◆ Description of the task ◆
Word for word, restate every line of the listing that follows.

*** Data section

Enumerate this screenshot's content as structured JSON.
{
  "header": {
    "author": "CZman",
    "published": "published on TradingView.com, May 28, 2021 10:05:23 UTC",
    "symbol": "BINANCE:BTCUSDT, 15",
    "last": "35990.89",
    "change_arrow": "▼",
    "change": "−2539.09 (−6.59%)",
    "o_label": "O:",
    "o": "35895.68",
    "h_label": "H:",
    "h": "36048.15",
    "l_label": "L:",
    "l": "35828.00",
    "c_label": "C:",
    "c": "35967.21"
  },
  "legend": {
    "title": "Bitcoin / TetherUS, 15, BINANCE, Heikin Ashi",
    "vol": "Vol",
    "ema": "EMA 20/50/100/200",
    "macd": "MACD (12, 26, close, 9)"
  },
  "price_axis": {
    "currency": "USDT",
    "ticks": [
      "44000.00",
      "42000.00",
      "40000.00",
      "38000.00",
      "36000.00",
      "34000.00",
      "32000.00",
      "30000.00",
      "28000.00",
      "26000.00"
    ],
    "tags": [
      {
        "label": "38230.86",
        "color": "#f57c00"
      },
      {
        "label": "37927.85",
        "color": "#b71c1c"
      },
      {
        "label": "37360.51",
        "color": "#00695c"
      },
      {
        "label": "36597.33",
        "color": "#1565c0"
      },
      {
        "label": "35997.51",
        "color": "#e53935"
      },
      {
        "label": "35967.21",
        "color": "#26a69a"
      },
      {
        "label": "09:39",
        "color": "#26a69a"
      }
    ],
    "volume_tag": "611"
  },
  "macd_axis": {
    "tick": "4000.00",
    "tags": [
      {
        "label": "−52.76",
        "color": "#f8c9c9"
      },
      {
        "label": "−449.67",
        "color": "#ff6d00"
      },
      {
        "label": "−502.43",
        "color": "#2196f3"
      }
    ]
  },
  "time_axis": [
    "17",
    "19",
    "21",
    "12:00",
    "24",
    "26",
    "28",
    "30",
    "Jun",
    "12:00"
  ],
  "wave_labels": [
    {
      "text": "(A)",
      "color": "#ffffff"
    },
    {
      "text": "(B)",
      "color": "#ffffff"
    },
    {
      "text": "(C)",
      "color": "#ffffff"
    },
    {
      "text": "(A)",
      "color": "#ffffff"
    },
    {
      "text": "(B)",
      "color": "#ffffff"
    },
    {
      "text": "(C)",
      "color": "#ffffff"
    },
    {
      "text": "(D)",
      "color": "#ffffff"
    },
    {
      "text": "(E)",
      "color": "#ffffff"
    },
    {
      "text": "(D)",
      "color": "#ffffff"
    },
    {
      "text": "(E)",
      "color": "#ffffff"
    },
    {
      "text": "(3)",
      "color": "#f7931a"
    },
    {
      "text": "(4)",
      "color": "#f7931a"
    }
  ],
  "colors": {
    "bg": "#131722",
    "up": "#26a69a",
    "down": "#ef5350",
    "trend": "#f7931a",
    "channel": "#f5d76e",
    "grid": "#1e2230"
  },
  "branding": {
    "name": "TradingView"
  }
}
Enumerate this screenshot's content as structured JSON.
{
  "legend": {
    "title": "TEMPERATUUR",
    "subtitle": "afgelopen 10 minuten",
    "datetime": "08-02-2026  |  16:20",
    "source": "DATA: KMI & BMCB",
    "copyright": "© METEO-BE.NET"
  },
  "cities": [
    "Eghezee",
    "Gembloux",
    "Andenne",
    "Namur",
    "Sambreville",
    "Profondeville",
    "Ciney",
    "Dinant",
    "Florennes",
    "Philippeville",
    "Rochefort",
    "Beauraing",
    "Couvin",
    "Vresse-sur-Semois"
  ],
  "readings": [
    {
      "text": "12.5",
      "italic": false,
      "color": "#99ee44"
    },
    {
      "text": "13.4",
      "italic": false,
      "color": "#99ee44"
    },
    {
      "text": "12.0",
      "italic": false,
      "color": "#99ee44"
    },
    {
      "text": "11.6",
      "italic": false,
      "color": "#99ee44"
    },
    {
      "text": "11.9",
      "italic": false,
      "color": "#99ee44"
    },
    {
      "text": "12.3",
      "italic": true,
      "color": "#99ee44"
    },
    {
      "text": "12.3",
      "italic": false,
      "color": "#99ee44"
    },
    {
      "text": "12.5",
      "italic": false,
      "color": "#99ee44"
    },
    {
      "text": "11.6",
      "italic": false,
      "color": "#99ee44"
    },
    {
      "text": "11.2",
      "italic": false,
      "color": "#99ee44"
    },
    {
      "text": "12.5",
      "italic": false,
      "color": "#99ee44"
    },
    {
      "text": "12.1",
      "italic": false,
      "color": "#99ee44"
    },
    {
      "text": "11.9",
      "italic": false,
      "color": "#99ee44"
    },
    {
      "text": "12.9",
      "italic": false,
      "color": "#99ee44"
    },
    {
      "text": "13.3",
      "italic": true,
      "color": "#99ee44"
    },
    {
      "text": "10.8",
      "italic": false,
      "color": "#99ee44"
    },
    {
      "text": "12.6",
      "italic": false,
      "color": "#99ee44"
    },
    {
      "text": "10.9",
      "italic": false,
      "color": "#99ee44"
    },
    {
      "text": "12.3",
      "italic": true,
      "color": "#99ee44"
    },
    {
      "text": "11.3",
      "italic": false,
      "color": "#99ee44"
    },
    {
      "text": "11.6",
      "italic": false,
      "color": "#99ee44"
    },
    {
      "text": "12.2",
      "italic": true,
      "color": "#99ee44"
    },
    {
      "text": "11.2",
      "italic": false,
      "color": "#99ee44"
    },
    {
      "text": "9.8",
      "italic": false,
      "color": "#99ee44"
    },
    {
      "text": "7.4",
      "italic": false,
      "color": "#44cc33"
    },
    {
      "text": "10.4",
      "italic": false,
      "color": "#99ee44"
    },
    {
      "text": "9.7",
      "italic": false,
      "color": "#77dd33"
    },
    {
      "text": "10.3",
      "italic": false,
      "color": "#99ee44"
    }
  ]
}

******

◆ Expected output ◆
Enumerate this screenshot's content as structured JSON.
{
  "header": {
    "author": "CZman",
    "published": "published on TradingView.com, May 28, 2021 10:05:23 UTC",
    "symbol": "BINANCE:BTCUSDT, 15",
    "last": "35990.89",
    "change_arrow": "▼",
    "change": "−2539.09 (−6.59%)",
    "o_label": "O:",
    "o": "35895.68",
    "h_label": "H:",
    "h": "36048.15",
    "l_label": "L:",
    "l": "35828.00",
    "c_label": "C:",
    "c": "35967.21"
  },
  "legend": {
    "title": "Bitcoin / TetherUS, 15, BINANCE, Heikin Ashi",
    "vol": "Vol",
    "ema": "EMA 20/50/100/200",
    "macd": "MACD (12, 26, close, 9)"
  },
  "price_axis": {
    "currency": "USDT",
    "ticks": [
      "44000.00",
      "42000.00",
      "40000.00",
      "38000.00",
      "36000.00",
      "34000.00",
      "32000.00",
      "30000.00",
      "28000.00",
      "26000.00"
    ],
    "tags": [
      {
        "label": "38230.86",
        "color": "#f57c00"
      },
      {
        "label": "37927.85",
        "color": "#b71c1c"
      },
      {
        "label": "37360.51",
        "color": "#00695c"
      },
      {
        "label": "36597.33",
        "color": "#1565c0"
      },
      {
        "label": "35997.51",
        "color": "#e53935"
      },
      {
        "label": "35967.21",
        "color": "#26a69a"
      },
      {
        "label": "09:39",
        "color": "#26a69a"
      }
    ],
    "volume_tag": "611"
  },
  "macd_axis": {
    "tick": "4000.00",
    "tags": [
      {
        "label": "−52.76",
        "color": "#f8c9c9"
      },
      {
        "label": "−449.67",
        "color": "#ff6d00"
      },
      {
        "label": "−502.43",
        "color": "#2196f3"
      }
    ]
  },
  "time_axis": [
    "17",
    "19",
    "21",
    "12:00",
    "24",
    "26",
    "28",
    "30",
    "Jun",
    "12:00"
  ],
  "wave_labels": [
    {
      "text": "(A)",
      "color": "#ffffff"
    },
    {
      "text": "(B)",
      "color": "#ffffff"
    },
    {
      "text": "(C)",
      "color": "#ffffff"
    },
    {
      "text": "(A)",
      "color": "#ffffff"
    },
    {
      "text": "(B)",
      "color": "#ffffff"
    },
    {
      "text": "(C)",
      "color": "#ffffff"
    },
    {
      "text": "(D)",
      "color": "#ffffff"
    },
    {
      "text": "(E)",
      "color": "#ffffff"
    },
    {
      "text": "(D)",
      "color": "#ffffff"
    },
    {
      "text": "(E)",
      "color": "#ffffff"
    },
    {
      "text": "(3)",
      "color": "#f7931a"
    },
    {
      "text": "(4)",
      "color": "#f7931a"
    }
  ],
  "colors": {
    "bg": "#131722",
    "up": "#26a69a",
    "down": "#ef5350",
    "trend": "#f7931a",
    "channel": "#f5d76e",
    "grid": "#1e2230"
  },
  "branding": {
    "name": "TradingView"
  }
}
Enumerate this screenshot's content as structured JSON.
{
  "legend": {
    "title": "TEMPERATUUR",
    "subtitle": "afgelopen 10 minuten",
    "datetime": "08-02-2026  |  16:20",
    "source": "DATA: KMI & BMCB",
    "copyright": "© METEO-BE.NET"
  },
  "cities": [
    "Eghezee",
    "Gembloux",
    "Andenne",
    "Namur",
    "Sambreville",
    "Profondeville",
    "Ciney",
    "Dinant",
    "Florennes",
    "Philippeville",
    "Rochefort",
    "Beauraing",
    "Couvin",
    "Vresse-sur-Semois"
  ],
  "readings": [
    {
      "text": "12.5",
      "italic": false,
      "color": "#99ee44"
    },
    {
      "text": "13.4",
      "italic": false,
      "color": "#99ee44"
    },
    {
      "text": "12.0",
      "italic": false,
      "color": "#99ee44"
    },
    {
      "text": "11.6",
      "italic": false,
      "color": "#99ee44"
    },
    {
      "text": "11.9",
      "italic": false,
      "color": "#99ee44"
    },
    {
      "text": "12.3",
      "italic": true,
      "color": "#99ee44"
    },
    {
      "text": "12.3",
      "italic": false,
      "color": "#99ee44"
    },
    {
      "text": "12.5",
      "italic": false,
      "color": "#99ee44"
    },
    {
      "text": "11.6",
      "italic": false,
      "color": "#99ee44"
    },
    {
      "text": "11.2",
      "italic": false,
      "color": "#99ee44"
    },
    {
      "text": "12.5",
      "italic": false,
      "color": "#99ee44"
    },
    {
      "text": "12.1",
      "italic": false,
      "color": "#99ee44"
    },
    {
      "text": "11.9",
      "italic": false,
      "color": "#99ee44"
    },
    {
      "text": "12.9",
      "italic": false,
      "color": "#99ee44"
    },
    {
      "text": "13.3",
      "italic": true,
      "color": "#99ee44"
    },
    {
      "text": "10.8",
      "italic": false,
      "color": "#99ee44"
    },
    {
      "text": "12.6",
      "italic": false,
      "color": "#99ee44"
    },
    {
      "text": "10.9",
      "italic": false,
      "color": "#99ee44"
    },
    {
      "text": "12.3",
      "italic": true,
      "color": "#99ee44"
    },
    {
      "text": "11.3",
      "italic": false,
      "color": "#99ee44"
    },
    {
      "text": "11.6",
      "italic": false,
      "color": "#99ee44"
    },
    {
      "text": "12.2",
      "italic": true,
      "color": "#99ee44"
    },
    {
      "text": "11.2",
      "italic": false,
      "color": "#99ee44"
    },
    {
      "text": "9.8",
      "italic": false,
      "color": "#99ee44"
    },
    {
      "text": "7.4",
      "italic": false,
      "color": "#44cc33"
    },
    {
      "text": "10.4",
      "italic": false,
      "color": "#99ee44"
    },
    {
      "text": "9.7",
      "italic": false,
      "color": "#77dd33"
    },
    {
      "text": "10.3",
      "italic": false,
      "color": "#99ee44"
    }
  ]
}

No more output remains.